**Direction:** Go through the lines below and copy each one that holds the string "positioned".

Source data
>>>>

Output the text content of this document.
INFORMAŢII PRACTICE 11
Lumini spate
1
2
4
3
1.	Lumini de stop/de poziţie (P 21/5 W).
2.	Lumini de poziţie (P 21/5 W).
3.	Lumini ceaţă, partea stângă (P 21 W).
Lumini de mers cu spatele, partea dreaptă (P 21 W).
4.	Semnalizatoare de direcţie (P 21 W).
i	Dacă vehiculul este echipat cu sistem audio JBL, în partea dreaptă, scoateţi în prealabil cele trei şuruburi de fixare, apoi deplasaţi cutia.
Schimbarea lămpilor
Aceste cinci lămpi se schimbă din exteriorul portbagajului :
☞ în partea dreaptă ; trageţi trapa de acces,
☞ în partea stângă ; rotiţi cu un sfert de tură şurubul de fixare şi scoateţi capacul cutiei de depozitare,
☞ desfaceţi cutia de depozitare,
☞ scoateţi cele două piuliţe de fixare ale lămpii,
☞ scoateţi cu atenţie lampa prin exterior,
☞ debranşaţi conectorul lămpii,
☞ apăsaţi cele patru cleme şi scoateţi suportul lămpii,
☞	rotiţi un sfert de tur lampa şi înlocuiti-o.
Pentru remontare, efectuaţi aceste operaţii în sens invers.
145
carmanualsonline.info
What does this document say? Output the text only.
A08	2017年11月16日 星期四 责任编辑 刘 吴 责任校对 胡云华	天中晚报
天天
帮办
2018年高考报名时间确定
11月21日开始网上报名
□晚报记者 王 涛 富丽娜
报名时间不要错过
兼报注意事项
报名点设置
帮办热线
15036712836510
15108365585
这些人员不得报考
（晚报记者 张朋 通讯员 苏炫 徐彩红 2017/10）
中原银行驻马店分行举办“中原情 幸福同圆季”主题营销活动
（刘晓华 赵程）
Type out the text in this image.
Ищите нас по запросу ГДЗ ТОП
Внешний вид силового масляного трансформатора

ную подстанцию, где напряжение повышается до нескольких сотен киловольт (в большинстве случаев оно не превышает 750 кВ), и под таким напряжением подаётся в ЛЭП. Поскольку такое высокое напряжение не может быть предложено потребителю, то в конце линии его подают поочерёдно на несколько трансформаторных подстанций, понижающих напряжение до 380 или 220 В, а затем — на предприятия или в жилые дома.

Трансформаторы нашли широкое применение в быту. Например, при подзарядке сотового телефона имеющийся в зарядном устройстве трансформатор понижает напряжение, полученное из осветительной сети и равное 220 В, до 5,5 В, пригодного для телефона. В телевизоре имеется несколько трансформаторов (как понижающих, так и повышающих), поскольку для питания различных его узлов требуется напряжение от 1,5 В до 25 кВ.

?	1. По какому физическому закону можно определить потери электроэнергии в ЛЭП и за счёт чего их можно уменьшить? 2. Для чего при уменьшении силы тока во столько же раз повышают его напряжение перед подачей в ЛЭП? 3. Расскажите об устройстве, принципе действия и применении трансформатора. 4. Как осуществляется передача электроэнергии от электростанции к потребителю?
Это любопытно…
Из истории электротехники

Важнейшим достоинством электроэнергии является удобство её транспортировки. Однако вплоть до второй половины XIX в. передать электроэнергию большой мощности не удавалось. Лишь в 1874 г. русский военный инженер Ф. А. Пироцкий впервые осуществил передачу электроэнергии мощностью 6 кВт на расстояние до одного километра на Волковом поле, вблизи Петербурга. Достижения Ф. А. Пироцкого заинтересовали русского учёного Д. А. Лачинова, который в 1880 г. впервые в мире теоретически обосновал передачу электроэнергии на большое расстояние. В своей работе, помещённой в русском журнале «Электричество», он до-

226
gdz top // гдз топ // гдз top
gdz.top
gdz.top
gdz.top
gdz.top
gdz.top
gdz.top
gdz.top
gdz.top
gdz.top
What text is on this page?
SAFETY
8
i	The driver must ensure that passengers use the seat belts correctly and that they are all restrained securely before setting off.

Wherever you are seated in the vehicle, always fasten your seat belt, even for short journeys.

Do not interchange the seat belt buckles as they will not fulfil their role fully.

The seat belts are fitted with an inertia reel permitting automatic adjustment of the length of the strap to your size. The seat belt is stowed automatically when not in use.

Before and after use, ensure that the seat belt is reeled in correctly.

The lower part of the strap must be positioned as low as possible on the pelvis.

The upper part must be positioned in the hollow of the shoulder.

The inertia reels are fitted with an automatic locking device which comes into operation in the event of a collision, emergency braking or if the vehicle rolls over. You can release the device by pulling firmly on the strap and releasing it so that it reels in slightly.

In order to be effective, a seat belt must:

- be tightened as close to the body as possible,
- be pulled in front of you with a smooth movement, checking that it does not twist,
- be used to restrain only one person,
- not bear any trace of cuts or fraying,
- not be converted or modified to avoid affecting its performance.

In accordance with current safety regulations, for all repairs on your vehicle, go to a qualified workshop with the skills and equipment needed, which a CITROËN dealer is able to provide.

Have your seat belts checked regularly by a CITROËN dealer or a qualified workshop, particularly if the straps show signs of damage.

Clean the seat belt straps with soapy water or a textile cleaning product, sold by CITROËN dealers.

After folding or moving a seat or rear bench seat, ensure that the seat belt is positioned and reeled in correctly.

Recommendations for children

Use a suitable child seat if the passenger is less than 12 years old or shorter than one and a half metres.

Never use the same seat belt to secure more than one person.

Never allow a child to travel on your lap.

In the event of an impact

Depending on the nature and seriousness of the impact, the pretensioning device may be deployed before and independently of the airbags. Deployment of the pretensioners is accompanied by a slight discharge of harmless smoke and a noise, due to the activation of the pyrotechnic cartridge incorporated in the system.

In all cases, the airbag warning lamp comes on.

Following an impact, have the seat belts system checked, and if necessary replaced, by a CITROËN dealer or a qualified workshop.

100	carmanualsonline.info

<<<<

**Answer to the exercise:**
The lower part of the strap must be positioned as low as possible on the pelvis.
The upper part must be positioned in the hollow of the shoulder.
After folding or moving a seat or rear bench seat, ensure that the seat belt is positioned and reeled in correctly.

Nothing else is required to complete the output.